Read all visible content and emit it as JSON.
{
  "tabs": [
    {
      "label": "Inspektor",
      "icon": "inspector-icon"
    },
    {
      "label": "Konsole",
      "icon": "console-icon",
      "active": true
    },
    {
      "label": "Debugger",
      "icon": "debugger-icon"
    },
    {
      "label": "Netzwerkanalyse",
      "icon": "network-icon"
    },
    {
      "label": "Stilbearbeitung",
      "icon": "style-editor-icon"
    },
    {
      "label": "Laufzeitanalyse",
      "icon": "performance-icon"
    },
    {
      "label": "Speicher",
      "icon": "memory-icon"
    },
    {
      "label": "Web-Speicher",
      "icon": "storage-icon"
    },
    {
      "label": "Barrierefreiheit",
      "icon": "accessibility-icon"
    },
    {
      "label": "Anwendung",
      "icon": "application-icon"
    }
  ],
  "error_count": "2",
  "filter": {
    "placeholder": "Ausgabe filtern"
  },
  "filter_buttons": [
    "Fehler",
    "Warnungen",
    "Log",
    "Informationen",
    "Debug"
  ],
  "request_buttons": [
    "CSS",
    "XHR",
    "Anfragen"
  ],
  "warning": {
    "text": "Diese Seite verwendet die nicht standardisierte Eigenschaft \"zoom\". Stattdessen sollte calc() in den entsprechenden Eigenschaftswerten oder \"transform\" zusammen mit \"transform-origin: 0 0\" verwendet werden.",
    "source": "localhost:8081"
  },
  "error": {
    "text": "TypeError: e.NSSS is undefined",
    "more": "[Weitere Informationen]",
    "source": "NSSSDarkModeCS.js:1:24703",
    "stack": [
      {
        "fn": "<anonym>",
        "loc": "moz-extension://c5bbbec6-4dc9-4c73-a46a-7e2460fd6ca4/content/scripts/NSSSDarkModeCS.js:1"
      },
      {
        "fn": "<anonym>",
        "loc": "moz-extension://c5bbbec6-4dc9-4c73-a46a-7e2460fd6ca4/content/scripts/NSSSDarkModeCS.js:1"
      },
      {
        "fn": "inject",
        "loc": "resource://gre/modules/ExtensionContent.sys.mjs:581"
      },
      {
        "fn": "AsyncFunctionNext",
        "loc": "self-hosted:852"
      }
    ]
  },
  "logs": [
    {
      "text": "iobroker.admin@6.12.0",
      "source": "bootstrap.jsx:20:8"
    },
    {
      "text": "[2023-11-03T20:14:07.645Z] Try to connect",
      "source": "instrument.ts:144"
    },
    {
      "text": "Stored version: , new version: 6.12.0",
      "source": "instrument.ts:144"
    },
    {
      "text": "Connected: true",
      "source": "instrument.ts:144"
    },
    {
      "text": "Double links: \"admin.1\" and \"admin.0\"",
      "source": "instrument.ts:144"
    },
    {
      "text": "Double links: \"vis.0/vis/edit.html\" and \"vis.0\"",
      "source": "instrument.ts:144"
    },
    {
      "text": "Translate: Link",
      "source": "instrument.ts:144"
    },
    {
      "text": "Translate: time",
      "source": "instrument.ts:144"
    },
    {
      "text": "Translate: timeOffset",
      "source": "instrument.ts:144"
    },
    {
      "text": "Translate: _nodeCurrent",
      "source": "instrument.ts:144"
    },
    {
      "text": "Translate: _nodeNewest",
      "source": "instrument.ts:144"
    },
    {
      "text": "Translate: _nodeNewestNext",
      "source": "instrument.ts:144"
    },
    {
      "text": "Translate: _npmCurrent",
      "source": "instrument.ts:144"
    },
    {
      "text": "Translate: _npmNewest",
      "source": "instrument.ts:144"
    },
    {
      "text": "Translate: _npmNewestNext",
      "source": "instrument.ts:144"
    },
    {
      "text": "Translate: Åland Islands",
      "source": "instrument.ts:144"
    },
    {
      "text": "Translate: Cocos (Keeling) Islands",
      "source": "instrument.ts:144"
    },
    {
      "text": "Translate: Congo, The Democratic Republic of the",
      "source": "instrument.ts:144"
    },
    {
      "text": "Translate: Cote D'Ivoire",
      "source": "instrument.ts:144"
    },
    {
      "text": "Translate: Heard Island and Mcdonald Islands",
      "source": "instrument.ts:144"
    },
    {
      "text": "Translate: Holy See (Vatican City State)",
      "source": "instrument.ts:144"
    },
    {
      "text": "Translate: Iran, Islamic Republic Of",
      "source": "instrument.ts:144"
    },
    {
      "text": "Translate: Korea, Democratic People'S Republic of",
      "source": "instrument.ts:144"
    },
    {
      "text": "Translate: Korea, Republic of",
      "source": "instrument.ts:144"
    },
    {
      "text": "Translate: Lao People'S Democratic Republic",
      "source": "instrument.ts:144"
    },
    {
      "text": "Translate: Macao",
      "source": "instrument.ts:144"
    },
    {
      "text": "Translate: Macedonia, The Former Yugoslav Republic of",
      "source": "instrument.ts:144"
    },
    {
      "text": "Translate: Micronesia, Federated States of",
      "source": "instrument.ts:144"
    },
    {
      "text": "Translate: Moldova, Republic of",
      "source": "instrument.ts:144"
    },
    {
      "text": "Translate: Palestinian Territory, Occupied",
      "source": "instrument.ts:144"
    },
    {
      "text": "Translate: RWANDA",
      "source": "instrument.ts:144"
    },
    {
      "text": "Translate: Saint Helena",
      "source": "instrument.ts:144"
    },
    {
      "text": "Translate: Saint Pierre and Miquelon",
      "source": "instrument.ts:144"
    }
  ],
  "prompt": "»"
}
————————
> [GIVEN INSTRUCTION]
Produce a verbatim transcription of the entries above.

> [COMPLETE OUTPUT]
Read all visible content and emit it as JSON.
{
  "tabs": [
    {
      "label": "Inspektor",
      "icon": "inspector-icon"
    },
    {
      "label": "Konsole",
      "icon": "console-icon",
      "active": true
    },
    {
      "label": "Debugger",
      "icon": "debugger-icon"
    },
    {
      "label": "Netzwerkanalyse",
      "icon": "network-icon"
    },
    {
      "label": "Stilbearbeitung",
      "icon": "style-editor-icon"
    },
    {
      "label": "Laufzeitanalyse",
      "icon": "performance-icon"
    },
    {
      "label": "Speicher",
      "icon": "memory-icon"
    },
    {
      "label": "Web-Speicher",
      "icon": "storage-icon"
    },
    {
      "label": "Barrierefreiheit",
      "icon": "accessibility-icon"
    },
    {
      "label": "Anwendung",
      "icon": "application-icon"
    }
  ],
  "error_count": "2",
  "filter": {
    "placeholder": "Ausgabe filtern"
  },
  "filter_buttons": [
    "Fehler",
    "Warnungen",
    "Log",
    "Informationen",
    "Debug"
  ],
  "request_buttons": [
    "CSS",
    "XHR",
    "Anfragen"
  ],
  "warning": {
    "text": "Diese Seite verwendet die nicht standardisierte Eigenschaft \"zoom\". Stattdessen sollte calc() in den entsprechenden Eigenschaftswerten oder \"transform\" zusammen mit \"transform-origin: 0 0\" verwendet werden.",
    "source": "localhost:8081"
  },
  "error": {
    "text": "TypeError: e.NSSS is undefined",
    "more": "[Weitere Informationen]",
    "source": "NSSSDarkModeCS.js:1:24703",
    "stack": [
      {
        "fn": "<anonym>",
        "loc": "moz-extension://c5bbbec6-4dc9-4c73-a46a-7e2460fd6ca4/content/scripts/NSSSDarkModeCS.js:1"
      },
      {
        "fn": "<anonym>",
        "loc": "moz-extension://c5bbbec6-4dc9-4c73-a46a-7e2460fd6ca4/content/scripts/NSSSDarkModeCS.js:1"
      },
      {
        "fn": "inject",
        "loc": "resource://gre/modules/ExtensionContent.sys.mjs:581"
      },
      {
        "fn": "AsyncFunctionNext",
        "loc": "self-hosted:852"
      }
    ]
  },
  "logs": [
    {
      "text": "iobroker.admin@6.12.0",
      "source": "bootstrap.jsx:20:8"
    },
    {
      "text": "[2023-11-03T20:14:07.645Z] Try to connect",
      "source": "instrument.ts:144"
    },
    {
      "text": "Stored version: , new version: 6.12.0",
      "source": "instrument.ts:144"
    },
    {
      "text": "Connected: true",
      "source": "instrument.ts:144"
    },
    {
      "text": "Double links: \"admin.1\" and \"admin.0\"",
      "source": "instrument.ts:144"
    },
    {
      "text": "Double links: \"vis.0/vis/edit.html\" and \"vis.0\"",
      "source": "instrument.ts:144"
    },
    {
      "text": "Translate: Link",
      "source": "instrument.ts:144"
    },
    {
      "text": "Translate: time",
      "source": "instrument.ts:144"
    },
    {
      "text": "Translate: timeOffset",
      "source": "instrument.ts:144"
    },
    {
      "text": "Translate: _nodeCurrent",
      "source": "instrument.ts:144"
    },
    {
      "text": "Translate: _nodeNewest",
      "source": "instrument.ts:144"
    },
    {
      "text": "Translate: _nodeNewestNext",
      "source": "instrument.ts:144"
    },
    {
      "text": "Translate: _npmCurrent",
      "source": "instrument.ts:144"
    },
    {
      "text": "Translate: _npmNewest",
      "source": "instrument.ts:144"
    },
    {
      "text": "Translate: _npmNewestNext",
      "source": "instrument.ts:144"
    },
    {
      "text": "Translate: Åland Islands",
      "source": "instrument.ts:144"
    },
    {
      "text": "Translate: Cocos (Keeling) Islands",
      "source": "instrument.ts:144"
    },
    {
      "text": "Translate: Congo, The Democratic Republic of the",
      "source": "instrument.ts:144"
    },
    {
      "text": "Translate: Cote D'Ivoire",
      "source": "instrument.ts:144"
    },
    {
      "text": "Translate: Heard Island and Mcdonald Islands",
      "source": "instrument.ts:144"
    },
    {
      "text": "Translate: Holy See (Vatican City State)",
      "source": "instrument.ts:144"
    },
    {
      "text": "Translate: Iran, Islamic Republic Of",
      "source": "instrument.ts:144"
    },
    {
      "text": "Translate: Korea, Democratic People'S Republic of",
      "source": "instrument.ts:144"
    },
    {
      "text": "Translate: Korea, Republic of",
      "source": "instrument.ts:144"
    },
    {
      "text": "Translate: Lao People'S Democratic Republic",
      "source": "instrument.ts:144"
    },
    {
      "text": "Translate: Macao",
      "source": "instrument.ts:144"
    },
    {
      "text": "Translate: Macedonia, The Former Yugoslav Republic of",
      "source": "instrument.ts:144"
    },
    {
      "text": "Translate: Micronesia, Federated States of",
      "source": "instrument.ts:144"
    },
    {
      "text": "Translate: Moldova, Republic of",
      "source": "instrument.ts:144"
    },
    {
      "text": "Translate: Palestinian Territory, Occupied",
      "source": "instrument.ts:144"
    },
    {
      "text": "Translate: RWANDA",
      "source": "instrument.ts:144"
    },
    {
      "text": "Translate: Saint Helena",
      "source": "instrument.ts:144"
    },
    {
      "text": "Translate: Saint Pierre and Miquelon",
      "source": "instrument.ts:144"
    }
  ],
  "prompt": "»"
}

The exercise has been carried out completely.